**INSTRUCTION:** Which rows below contain the string "icon"? Extract each of those rows in full.

**EXTRACTED INFORMATION:**
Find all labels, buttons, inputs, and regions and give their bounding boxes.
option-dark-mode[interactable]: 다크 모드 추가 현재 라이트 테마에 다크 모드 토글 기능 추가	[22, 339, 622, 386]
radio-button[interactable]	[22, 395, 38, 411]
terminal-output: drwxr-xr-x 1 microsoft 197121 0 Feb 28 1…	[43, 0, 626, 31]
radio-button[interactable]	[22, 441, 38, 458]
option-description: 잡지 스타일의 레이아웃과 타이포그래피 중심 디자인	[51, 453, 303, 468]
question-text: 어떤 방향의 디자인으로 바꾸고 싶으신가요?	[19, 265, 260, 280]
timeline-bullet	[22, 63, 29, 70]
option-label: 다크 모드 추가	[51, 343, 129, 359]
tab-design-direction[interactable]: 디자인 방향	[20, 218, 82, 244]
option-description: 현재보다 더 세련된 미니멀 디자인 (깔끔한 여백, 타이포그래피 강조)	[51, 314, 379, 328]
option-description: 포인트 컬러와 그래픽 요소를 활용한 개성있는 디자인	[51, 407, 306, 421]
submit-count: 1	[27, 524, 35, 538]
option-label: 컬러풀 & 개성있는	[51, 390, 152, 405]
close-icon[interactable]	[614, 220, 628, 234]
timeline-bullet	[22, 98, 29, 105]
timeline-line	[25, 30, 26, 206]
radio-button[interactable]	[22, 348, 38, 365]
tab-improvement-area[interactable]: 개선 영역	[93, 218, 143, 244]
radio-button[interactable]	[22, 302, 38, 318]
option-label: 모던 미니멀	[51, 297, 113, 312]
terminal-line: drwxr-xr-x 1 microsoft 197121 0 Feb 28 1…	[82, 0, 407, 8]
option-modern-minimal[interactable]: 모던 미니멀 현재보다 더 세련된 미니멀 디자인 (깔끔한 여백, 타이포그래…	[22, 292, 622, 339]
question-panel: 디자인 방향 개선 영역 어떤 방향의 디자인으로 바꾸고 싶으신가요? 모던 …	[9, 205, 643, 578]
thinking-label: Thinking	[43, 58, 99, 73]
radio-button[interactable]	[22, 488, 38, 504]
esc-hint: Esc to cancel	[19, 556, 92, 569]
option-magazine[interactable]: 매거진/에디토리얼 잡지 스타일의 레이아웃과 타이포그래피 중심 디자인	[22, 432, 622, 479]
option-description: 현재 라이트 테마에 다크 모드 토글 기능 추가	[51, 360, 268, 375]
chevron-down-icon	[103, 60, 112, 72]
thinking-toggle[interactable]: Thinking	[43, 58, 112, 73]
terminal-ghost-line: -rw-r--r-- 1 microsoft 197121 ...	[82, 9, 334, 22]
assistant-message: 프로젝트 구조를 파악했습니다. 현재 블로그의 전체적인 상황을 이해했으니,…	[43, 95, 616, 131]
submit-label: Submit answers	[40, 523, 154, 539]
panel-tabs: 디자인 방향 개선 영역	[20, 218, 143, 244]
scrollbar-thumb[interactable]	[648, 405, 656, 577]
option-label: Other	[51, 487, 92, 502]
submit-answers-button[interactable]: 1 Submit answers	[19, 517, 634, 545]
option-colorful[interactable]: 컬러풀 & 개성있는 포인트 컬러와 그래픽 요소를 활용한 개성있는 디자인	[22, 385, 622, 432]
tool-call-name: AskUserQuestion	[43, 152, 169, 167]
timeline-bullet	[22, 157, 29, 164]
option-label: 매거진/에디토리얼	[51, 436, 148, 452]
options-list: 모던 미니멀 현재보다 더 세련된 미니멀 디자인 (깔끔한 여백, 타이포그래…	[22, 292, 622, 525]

**SOLUTION TO THIS EXERCISE:**
close-icon[interactable]	[614, 220, 628, 234]
chevron-down-icon	[103, 60, 112, 72]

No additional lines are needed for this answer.